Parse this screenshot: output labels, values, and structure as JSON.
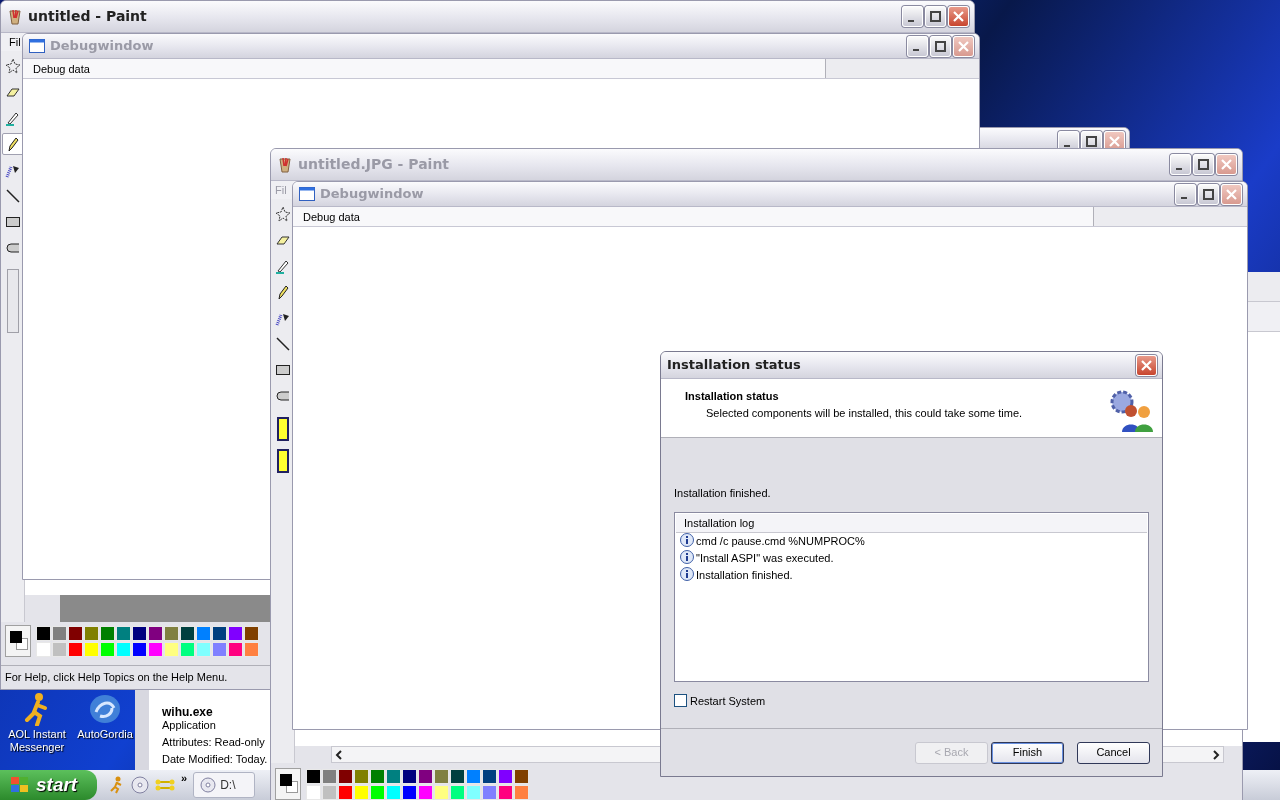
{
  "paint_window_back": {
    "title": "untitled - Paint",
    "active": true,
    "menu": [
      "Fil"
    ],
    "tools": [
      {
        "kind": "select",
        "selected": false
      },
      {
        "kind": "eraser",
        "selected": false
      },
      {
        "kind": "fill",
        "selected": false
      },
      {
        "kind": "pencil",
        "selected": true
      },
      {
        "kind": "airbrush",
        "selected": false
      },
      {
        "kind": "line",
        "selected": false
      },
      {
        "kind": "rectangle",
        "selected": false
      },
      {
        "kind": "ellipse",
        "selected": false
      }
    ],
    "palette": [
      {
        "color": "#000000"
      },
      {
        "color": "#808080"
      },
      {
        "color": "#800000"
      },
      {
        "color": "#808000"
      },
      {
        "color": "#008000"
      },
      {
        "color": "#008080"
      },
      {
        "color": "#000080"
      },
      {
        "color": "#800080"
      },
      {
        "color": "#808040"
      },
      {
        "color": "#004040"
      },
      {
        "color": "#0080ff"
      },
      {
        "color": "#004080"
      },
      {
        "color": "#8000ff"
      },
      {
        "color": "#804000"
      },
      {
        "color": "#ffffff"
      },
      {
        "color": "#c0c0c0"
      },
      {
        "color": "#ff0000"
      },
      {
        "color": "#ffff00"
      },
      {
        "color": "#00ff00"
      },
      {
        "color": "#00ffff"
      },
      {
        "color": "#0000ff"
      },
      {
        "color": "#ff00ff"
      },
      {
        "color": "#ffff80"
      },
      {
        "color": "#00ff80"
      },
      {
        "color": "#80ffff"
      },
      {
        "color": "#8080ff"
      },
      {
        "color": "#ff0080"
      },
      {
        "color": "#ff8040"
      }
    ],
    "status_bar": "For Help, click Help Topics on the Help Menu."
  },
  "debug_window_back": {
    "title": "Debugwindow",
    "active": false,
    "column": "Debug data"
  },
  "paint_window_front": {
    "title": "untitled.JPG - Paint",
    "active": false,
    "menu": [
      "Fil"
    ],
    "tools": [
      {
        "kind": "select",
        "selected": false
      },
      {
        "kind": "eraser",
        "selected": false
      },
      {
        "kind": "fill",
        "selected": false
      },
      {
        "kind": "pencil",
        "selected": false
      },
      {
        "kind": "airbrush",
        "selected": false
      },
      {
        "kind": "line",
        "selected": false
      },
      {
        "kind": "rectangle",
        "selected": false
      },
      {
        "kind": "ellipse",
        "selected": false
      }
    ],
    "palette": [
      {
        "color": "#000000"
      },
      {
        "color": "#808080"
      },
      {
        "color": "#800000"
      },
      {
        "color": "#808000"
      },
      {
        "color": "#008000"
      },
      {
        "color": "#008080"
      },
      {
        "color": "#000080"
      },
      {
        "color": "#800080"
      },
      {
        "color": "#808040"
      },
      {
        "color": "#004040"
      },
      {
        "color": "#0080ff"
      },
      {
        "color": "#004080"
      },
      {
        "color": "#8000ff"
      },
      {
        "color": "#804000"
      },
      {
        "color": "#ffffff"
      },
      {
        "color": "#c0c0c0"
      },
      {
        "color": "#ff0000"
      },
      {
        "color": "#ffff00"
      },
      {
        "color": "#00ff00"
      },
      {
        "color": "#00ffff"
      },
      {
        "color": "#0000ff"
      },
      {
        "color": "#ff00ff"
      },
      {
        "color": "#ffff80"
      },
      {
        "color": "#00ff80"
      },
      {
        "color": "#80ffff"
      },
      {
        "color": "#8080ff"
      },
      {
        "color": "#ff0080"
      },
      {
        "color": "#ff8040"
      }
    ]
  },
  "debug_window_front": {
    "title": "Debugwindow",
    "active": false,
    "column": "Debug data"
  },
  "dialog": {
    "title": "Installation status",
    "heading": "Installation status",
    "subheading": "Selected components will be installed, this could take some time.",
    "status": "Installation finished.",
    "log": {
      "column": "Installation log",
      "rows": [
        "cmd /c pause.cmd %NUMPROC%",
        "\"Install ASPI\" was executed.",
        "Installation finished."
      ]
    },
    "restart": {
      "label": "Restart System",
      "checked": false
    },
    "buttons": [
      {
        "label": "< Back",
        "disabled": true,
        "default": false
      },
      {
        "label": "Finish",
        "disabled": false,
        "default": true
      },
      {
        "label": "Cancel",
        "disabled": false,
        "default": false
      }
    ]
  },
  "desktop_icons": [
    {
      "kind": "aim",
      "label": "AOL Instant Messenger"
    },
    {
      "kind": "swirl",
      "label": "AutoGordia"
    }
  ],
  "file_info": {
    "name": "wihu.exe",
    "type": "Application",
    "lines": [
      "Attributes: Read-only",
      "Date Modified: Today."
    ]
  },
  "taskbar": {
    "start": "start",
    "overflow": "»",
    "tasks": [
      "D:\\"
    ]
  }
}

* * *

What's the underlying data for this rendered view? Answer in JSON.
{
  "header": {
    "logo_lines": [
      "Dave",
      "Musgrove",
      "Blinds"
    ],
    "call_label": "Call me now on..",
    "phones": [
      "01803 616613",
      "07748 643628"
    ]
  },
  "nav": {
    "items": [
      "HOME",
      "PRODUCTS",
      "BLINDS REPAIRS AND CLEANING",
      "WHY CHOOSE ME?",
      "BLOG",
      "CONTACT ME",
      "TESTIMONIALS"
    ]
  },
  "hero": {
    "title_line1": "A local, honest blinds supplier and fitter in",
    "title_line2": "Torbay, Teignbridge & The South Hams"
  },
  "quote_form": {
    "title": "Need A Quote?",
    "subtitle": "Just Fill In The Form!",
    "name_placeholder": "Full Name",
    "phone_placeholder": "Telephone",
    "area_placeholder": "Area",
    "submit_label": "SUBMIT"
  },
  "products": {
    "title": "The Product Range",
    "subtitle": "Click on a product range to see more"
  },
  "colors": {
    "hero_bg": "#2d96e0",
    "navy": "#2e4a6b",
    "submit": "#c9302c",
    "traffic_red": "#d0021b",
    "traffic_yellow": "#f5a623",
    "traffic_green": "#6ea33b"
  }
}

◆ Short task ◆
How many of the lines in the listing above hold the word "this"? Report only that figure.

◆ Reply to the exercise ◆
3